(Stored data)
>>>

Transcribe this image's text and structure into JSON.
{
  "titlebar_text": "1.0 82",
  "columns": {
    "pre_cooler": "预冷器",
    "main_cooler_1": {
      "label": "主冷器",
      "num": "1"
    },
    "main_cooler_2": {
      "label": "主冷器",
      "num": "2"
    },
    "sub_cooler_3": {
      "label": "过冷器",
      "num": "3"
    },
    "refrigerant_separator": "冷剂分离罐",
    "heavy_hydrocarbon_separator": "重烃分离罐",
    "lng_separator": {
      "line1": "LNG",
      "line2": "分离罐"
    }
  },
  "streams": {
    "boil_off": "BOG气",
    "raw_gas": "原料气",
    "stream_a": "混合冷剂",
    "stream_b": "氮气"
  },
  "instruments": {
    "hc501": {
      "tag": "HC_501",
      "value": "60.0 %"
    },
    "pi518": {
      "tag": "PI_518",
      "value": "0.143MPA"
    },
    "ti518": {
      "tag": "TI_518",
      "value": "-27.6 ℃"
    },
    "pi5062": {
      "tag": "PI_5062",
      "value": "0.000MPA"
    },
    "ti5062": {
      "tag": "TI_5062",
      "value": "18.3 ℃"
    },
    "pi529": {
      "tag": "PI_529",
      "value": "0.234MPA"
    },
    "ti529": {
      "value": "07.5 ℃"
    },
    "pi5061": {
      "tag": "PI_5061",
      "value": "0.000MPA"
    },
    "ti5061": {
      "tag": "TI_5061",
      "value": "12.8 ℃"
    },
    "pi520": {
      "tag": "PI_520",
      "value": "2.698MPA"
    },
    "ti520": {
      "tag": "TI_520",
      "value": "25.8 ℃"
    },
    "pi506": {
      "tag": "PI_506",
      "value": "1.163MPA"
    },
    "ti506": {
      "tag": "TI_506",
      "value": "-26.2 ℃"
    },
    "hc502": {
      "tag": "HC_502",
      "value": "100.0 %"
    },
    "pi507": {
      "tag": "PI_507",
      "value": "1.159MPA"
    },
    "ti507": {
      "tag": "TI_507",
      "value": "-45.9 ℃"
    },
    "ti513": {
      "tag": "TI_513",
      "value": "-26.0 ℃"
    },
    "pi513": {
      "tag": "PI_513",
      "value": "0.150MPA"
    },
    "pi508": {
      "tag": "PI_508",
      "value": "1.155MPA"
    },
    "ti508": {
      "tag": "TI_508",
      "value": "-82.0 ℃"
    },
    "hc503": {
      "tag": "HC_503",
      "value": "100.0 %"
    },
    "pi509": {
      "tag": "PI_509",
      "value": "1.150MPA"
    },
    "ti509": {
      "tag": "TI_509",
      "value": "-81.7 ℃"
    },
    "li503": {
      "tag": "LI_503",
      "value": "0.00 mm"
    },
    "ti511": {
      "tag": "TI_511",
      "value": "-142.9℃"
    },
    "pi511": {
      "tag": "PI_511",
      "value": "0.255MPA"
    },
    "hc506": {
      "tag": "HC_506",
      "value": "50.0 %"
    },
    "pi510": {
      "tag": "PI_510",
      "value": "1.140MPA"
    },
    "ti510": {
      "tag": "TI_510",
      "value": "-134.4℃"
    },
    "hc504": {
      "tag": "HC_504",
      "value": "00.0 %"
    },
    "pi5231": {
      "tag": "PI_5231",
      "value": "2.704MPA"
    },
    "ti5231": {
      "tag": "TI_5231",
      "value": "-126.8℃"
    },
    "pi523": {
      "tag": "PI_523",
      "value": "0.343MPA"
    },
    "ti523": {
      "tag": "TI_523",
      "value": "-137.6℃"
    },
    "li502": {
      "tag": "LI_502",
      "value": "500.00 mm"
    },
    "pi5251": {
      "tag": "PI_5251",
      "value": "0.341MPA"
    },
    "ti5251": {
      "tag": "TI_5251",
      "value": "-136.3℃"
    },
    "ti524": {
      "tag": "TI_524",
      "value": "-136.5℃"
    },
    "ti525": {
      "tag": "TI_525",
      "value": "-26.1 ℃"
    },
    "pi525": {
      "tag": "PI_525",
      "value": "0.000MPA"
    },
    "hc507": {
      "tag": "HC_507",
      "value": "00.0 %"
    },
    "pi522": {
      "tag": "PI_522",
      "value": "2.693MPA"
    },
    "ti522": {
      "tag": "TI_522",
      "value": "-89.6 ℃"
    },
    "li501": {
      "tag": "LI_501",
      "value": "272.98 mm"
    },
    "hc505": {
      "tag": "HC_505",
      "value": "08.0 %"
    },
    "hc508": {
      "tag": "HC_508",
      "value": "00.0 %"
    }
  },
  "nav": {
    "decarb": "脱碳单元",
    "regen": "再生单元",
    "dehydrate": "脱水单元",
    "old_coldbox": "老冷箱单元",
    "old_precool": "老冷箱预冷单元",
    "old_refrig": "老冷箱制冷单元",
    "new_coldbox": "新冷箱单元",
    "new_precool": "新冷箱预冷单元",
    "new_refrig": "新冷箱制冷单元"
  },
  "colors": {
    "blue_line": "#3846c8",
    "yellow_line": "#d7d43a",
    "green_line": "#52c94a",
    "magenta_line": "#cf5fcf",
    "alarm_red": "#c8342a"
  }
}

<<<

● **Challenge**
Print the material above once more, exactly.

● **Solved problem**
Transcribe this image's text and structure into JSON.
{
  "titlebar_text": "1.0 82",
  "columns": {
    "pre_cooler": "预冷器",
    "main_cooler_1": {
      "label": "主冷器",
      "num": "1"
    },
    "main_cooler_2": {
      "label": "主冷器",
      "num": "2"
    },
    "sub_cooler_3": {
      "label": "过冷器",
      "num": "3"
    },
    "refrigerant_separator": "冷剂分离罐",
    "heavy_hydrocarbon_separator": "重烃分离罐",
    "lng_separator": {
      "line1": "LNG",
      "line2": "分离罐"
    }
  },
  "streams": {
    "boil_off": "BOG气",
    "raw_gas": "原料气",
    "stream_a": "混合冷剂",
    "stream_b": "氮气"
  },
  "instruments": {
    "hc501": {
      "tag": "HC_501",
      "value": "60.0 %"
    },
    "pi518": {
      "tag": "PI_518",
      "value": "0.143MPA"
    },
    "ti518": {
      "tag": "TI_518",
      "value": "-27.6 ℃"
    },
    "pi5062": {
      "tag": "PI_5062",
      "value": "0.000MPA"
    },
    "ti5062": {
      "tag": "TI_5062",
      "value": "18.3 ℃"
    },
    "pi529": {
      "tag": "PI_529",
      "value": "0.234MPA"
    },
    "ti529": {
      "value": "07.5 ℃"
    },
    "pi5061": {
      "tag": "PI_5061",
      "value": "0.000MPA"
    },
    "ti5061": {
      "tag": "TI_5061",
      "value": "12.8 ℃"
    },
    "pi520": {
      "tag": "PI_520",
      "value": "2.698MPA"
    },
    "ti520": {
      "tag": "TI_520",
      "value": "25.8 ℃"
    },
    "pi506": {
      "tag": "PI_506",
      "value": "1.163MPA"
    },
    "ti506": {
      "tag": "TI_506",
      "value": "-26.2 ℃"
    },
    "hc502": {
      "tag": "HC_502",
      "value": "100.0 %"
    },
    "pi507": {
      "tag": "PI_507",
      "value": "1.159MPA"
    },
    "ti507": {
      "tag": "TI_507",
      "value": "-45.9 ℃"
    },
    "ti513": {
      "tag": "TI_513",
      "value": "-26.0 ℃"
    },
    "pi513": {
      "tag": "PI_513",
      "value": "0.150MPA"
    },
    "pi508": {
      "tag": "PI_508",
      "value": "1.155MPA"
    },
    "ti508": {
      "tag": "TI_508",
      "value": "-82.0 ℃"
    },
    "hc503": {
      "tag": "HC_503",
      "value": "100.0 %"
    },
    "pi509": {
      "tag": "PI_509",
      "value": "1.150MPA"
    },
    "ti509": {
      "tag": "TI_509",
      "value": "-81.7 ℃"
    },
    "li503": {
      "tag": "LI_503",
      "value": "0.00 mm"
    },
    "ti511": {
      "tag": "TI_511",
      "value": "-142.9℃"
    },
    "pi511": {
      "tag": "PI_511",
      "value": "0.255MPA"
    },
    "hc506": {
      "tag": "HC_506",
      "value": "50.0 %"
    },
    "pi510": {
      "tag": "PI_510",
      "value": "1.140MPA"
    },
    "ti510": {
      "tag": "TI_510",
      "value": "-134.4℃"
    },
    "hc504": {
      "tag": "HC_504",
      "value": "00.0 %"
    },
    "pi5231": {
      "tag": "PI_5231",
      "value": "2.704MPA"
    },
    "ti5231": {
      "tag": "TI_5231",
      "value": "-126.8℃"
    },
    "pi523": {
      "tag": "PI_523",
      "value": "0.343MPA"
    },
    "ti523": {
      "tag": "TI_523",
      "value": "-137.6℃"
    },
    "li502": {
      "tag": "LI_502",
      "value": "500.00 mm"
    },
    "pi5251": {
      "tag": "PI_5251",
      "value": "0.341MPA"
    },
    "ti5251": {
      "tag": "TI_5251",
      "value": "-136.3℃"
    },
    "ti524": {
      "tag": "TI_524",
      "value": "-136.5℃"
    },
    "ti525": {
      "tag": "TI_525",
      "value": "-26.1 ℃"
    },
    "pi525": {
      "tag": "PI_525",
      "value": "0.000MPA"
    },
    "hc507": {
      "tag": "HC_507",
      "value": "00.0 %"
    },
    "pi522": {
      "tag": "PI_522",
      "value": "2.693MPA"
    },
    "ti522": {
      "tag": "TI_522",
      "value": "-89.6 ℃"
    },
    "li501": {
      "tag": "LI_501",
      "value": "272.98 mm"
    },
    "hc505": {
      "tag": "HC_505",
      "value": "08.0 %"
    },
    "hc508": {
      "tag": "HC_508",
      "value": "00.0 %"
    }
  },
  "nav": {
    "decarb": "脱碳单元",
    "regen": "再生单元",
    "dehydrate": "脱水单元",
    "old_coldbox": "老冷箱单元",
    "old_precool": "老冷箱预冷单元",
    "old_refrig": "老冷箱制冷单元",
    "new_coldbox": "新冷箱单元",
    "new_precool": "新冷箱预冷单元",
    "new_refrig": "新冷箱制冷单元"
  },
  "colors": {
    "blue_line": "#3846c8",
    "yellow_line": "#d7d43a",
    "green_line": "#52c94a",
    "magenta_line": "#cf5fcf",
    "alarm_red": "#c8342a"
  }
}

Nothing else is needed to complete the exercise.